• [REQUIREMENTS] Transcribe the listing below word for word.

• [DATA]

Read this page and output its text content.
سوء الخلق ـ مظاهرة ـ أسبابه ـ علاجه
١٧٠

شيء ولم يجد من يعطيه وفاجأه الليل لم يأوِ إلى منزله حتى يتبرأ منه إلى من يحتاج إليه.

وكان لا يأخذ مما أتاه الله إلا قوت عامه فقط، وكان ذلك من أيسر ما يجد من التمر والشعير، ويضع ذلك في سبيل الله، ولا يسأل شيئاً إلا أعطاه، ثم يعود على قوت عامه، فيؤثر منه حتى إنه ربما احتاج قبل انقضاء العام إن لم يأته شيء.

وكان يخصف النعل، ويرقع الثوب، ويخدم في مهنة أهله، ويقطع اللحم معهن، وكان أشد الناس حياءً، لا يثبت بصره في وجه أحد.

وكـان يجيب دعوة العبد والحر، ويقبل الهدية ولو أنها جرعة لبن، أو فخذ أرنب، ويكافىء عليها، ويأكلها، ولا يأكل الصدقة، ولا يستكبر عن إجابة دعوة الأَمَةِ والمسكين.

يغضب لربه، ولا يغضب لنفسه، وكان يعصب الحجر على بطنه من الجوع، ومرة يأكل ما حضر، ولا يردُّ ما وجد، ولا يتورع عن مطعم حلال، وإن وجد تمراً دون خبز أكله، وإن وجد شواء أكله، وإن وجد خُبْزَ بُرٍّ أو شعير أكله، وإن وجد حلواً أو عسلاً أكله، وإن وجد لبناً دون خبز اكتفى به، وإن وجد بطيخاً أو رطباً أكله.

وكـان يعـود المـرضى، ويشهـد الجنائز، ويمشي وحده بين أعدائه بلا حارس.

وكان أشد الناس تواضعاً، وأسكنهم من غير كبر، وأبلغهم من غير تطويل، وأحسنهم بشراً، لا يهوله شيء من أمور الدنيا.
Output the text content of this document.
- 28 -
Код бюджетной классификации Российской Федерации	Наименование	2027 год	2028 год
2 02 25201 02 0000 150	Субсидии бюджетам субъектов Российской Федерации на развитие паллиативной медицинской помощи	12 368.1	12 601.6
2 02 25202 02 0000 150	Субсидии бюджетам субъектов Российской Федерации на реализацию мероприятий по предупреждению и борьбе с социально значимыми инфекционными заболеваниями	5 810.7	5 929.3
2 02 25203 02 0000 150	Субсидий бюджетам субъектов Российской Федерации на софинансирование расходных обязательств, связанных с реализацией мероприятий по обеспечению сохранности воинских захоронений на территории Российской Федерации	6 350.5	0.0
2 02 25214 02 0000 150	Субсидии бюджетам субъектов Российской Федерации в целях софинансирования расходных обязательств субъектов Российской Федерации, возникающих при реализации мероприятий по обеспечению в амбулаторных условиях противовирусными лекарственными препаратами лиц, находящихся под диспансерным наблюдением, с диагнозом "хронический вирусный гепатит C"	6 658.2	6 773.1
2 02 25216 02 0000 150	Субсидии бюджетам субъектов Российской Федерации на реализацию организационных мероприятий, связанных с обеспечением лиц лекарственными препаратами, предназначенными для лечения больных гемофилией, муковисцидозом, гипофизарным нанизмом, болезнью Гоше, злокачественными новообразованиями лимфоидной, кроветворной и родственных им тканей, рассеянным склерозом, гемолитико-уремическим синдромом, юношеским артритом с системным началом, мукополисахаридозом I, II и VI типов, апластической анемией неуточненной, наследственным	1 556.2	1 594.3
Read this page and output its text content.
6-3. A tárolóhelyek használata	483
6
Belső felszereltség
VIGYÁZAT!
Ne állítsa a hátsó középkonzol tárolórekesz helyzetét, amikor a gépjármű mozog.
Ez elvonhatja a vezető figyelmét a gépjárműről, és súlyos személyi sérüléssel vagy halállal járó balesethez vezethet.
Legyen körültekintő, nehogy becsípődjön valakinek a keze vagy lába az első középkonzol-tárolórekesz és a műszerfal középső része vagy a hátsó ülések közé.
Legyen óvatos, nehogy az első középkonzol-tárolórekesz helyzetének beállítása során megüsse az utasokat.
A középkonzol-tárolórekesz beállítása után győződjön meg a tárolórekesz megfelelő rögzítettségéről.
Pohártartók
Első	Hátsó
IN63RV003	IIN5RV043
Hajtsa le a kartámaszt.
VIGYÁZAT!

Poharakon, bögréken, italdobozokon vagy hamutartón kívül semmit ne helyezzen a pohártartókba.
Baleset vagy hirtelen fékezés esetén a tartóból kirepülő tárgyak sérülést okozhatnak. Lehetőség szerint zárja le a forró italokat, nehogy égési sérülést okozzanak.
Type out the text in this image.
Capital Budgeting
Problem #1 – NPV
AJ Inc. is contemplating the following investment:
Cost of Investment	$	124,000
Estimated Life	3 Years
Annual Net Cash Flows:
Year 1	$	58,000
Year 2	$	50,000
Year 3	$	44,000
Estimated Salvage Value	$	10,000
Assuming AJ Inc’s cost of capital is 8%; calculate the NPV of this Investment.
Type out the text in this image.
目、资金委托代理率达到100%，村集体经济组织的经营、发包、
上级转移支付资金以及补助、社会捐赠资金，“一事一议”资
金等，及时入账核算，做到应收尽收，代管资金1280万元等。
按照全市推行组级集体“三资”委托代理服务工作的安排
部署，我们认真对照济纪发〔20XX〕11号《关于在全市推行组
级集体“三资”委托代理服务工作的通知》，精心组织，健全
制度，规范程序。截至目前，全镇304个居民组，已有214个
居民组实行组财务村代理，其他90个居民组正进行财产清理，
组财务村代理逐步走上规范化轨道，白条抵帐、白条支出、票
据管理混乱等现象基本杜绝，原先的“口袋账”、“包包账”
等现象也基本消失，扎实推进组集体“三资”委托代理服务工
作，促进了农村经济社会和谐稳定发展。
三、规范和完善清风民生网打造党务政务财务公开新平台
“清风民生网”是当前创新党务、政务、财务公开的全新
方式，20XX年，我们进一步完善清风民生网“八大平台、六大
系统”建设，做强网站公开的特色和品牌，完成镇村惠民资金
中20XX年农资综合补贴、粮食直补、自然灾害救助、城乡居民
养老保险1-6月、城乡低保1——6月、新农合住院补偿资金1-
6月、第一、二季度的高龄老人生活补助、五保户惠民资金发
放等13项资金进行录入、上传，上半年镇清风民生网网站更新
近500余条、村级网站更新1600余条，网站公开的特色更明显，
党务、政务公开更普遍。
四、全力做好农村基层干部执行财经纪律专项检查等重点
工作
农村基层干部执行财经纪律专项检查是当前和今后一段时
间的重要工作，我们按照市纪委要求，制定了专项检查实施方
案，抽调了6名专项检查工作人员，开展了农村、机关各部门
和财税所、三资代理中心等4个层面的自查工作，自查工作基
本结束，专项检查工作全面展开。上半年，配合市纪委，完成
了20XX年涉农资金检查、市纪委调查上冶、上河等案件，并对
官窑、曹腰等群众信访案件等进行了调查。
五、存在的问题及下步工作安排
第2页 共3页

• [RESULT OF THIS EXERCISE]
Read this page and output its text content.
سوء الخلق ـ مظاهرة ـ أسبابه ـ علاجه
١٧٠

شيء ولم يجد من يعطيه وفاجأه الليل لم يأوِ إلى منزله حتى يتبرأ منه إلى من يحتاج إليه.

وكان لا يأخذ مما أتاه الله إلا قوت عامه فقط، وكان ذلك من أيسر ما يجد من التمر والشعير، ويضع ذلك في سبيل الله، ولا يسأل شيئاً إلا أعطاه، ثم يعود على قوت عامه، فيؤثر منه حتى إنه ربما احتاج قبل انقضاء العام إن لم يأته شيء.

وكان يخصف النعل، ويرقع الثوب، ويخدم في مهنة أهله، ويقطع اللحم معهن، وكان أشد الناس حياءً، لا يثبت بصره في وجه أحد.

وكـان يجيب دعوة العبد والحر، ويقبل الهدية ولو أنها جرعة لبن، أو فخذ أرنب، ويكافىء عليها، ويأكلها، ولا يأكل الصدقة، ولا يستكبر عن إجابة دعوة الأَمَةِ والمسكين.

يغضب لربه، ولا يغضب لنفسه، وكان يعصب الحجر على بطنه من الجوع، ومرة يأكل ما حضر، ولا يردُّ ما وجد، ولا يتورع عن مطعم حلال، وإن وجد تمراً دون خبز أكله، وإن وجد شواء أكله، وإن وجد خُبْزَ بُرٍّ أو شعير أكله، وإن وجد حلواً أو عسلاً أكله، وإن وجد لبناً دون خبز اكتفى به، وإن وجد بطيخاً أو رطباً أكله.

وكـان يعـود المـرضى، ويشهـد الجنائز، ويمشي وحده بين أعدائه بلا حارس.

وكان أشد الناس تواضعاً، وأسكنهم من غير كبر، وأبلغهم من غير تطويل، وأحسنهم بشراً، لا يهوله شيء من أمور الدنيا.
Output the text content of this document.
- 28 -
Код бюджетной классификации Российской Федерации	Наименование	2027 год	2028 год
2 02 25201 02 0000 150	Субсидии бюджетам субъектов Российской Федерации на развитие паллиативной медицинской помощи	12 368.1	12 601.6
2 02 25202 02 0000 150	Субсидии бюджетам субъектов Российской Федерации на реализацию мероприятий по предупреждению и борьбе с социально значимыми инфекционными заболеваниями	5 810.7	5 929.3
2 02 25203 02 0000 150	Субсидий бюджетам субъектов Российской Федерации на софинансирование расходных обязательств, связанных с реализацией мероприятий по обеспечению сохранности воинских захоронений на территории Российской Федерации	6 350.5	0.0
2 02 25214 02 0000 150	Субсидии бюджетам субъектов Российской Федерации в целях софинансирования расходных обязательств субъектов Российской Федерации, возникающих при реализации мероприятий по обеспечению в амбулаторных условиях противовирусными лекарственными препаратами лиц, находящихся под диспансерным наблюдением, с диагнозом "хронический вирусный гепатит C"	6 658.2	6 773.1
2 02 25216 02 0000 150	Субсидии бюджетам субъектов Российской Федерации на реализацию организационных мероприятий, связанных с обеспечением лиц лекарственными препаратами, предназначенными для лечения больных гемофилией, муковисцидозом, гипофизарным нанизмом, болезнью Гоше, злокачественными новообразованиями лимфоидной, кроветворной и родственных им тканей, рассеянным склерозом, гемолитико-уремическим синдромом, юношеским артритом с системным началом, мукополисахаридозом I, II и VI типов, апластической анемией неуточненной, наследственным	1 556.2	1 594.3
Read this page and output its text content.
6-3. A tárolóhelyek használata	483
6
Belső felszereltség
VIGYÁZAT!
Ne állítsa a hátsó középkonzol tárolórekesz helyzetét, amikor a gépjármű mozog.
Ez elvonhatja a vezető figyelmét a gépjárműről, és súlyos személyi sérüléssel vagy halállal járó balesethez vezethet.
Legyen körültekintő, nehogy becsípődjön valakinek a keze vagy lába az első középkonzol-tárolórekesz és a műszerfal középső része vagy a hátsó ülések közé.
Legyen óvatos, nehogy az első középkonzol-tárolórekesz helyzetének beállítása során megüsse az utasokat.
A középkonzol-tárolórekesz beállítása után győződjön meg a tárolórekesz megfelelő rögzítettségéről.
Pohártartók
Első	Hátsó
IN63RV003	IIN5RV043
Hajtsa le a kartámaszt.
VIGYÁZAT!

Poharakon, bögréken, italdobozokon vagy hamutartón kívül semmit ne helyezzen a pohártartókba.
Baleset vagy hirtelen fékezés esetén a tartóból kirepülő tárgyak sérülést okozhatnak. Lehetőség szerint zárja le a forró italokat, nehogy égési sérülést okozzanak.
Type out the text in this image.
Capital Budgeting
Problem #1 – NPV
AJ Inc. is contemplating the following investment:
Cost of Investment	$	124,000
Estimated Life	3 Years
Annual Net Cash Flows:
Year 1	$	58,000
Year 2	$	50,000
Year 3	$	44,000
Estimated Salvage Value	$	10,000
Assuming AJ Inc’s cost of capital is 8%; calculate the NPV of this Investment.
Type out the text in this image.
目、资金委托代理率达到100%，村集体经济组织的经营、发包、
上级转移支付资金以及补助、社会捐赠资金，“一事一议”资
金等，及时入账核算，做到应收尽收，代管资金1280万元等。
按照全市推行组级集体“三资”委托代理服务工作的安排
部署，我们认真对照济纪发〔20XX〕11号《关于在全市推行组
级集体“三资”委托代理服务工作的通知》，精心组织，健全
制度，规范程序。截至目前，全镇304个居民组，已有214个
居民组实行组财务村代理，其他90个居民组正进行财产清理，
组财务村代理逐步走上规范化轨道，白条抵帐、白条支出、票
据管理混乱等现象基本杜绝，原先的“口袋账”、“包包账”
等现象也基本消失，扎实推进组集体“三资”委托代理服务工
作，促进了农村经济社会和谐稳定发展。
三、规范和完善清风民生网打造党务政务财务公开新平台
“清风民生网”是当前创新党务、政务、财务公开的全新
方式，20XX年，我们进一步完善清风民生网“八大平台、六大
系统”建设，做强网站公开的特色和品牌，完成镇村惠民资金
中20XX年农资综合补贴、粮食直补、自然灾害救助、城乡居民
养老保险1-6月、城乡低保1——6月、新农合住院补偿资金1-
6月、第一、二季度的高龄老人生活补助、五保户惠民资金发
放等13项资金进行录入、上传，上半年镇清风民生网网站更新
近500余条、村级网站更新1600余条，网站公开的特色更明显，
党务、政务公开更普遍。
四、全力做好农村基层干部执行财经纪律专项检查等重点
工作
农村基层干部执行财经纪律专项检查是当前和今后一段时
间的重要工作，我们按照市纪委要求，制定了专项检查实施方
案，抽调了6名专项检查工作人员，开展了农村、机关各部门
和财税所、三资代理中心等4个层面的自查工作，自查工作基
本结束，专项检查工作全面展开。上半年，配合市纪委，完成
了20XX年涉农资金检查、市纪委调查上冶、上河等案件，并对
官窑、曹腰等群众信访案件等进行了调查。
五、存在的问题及下步工作安排
第2页 共3页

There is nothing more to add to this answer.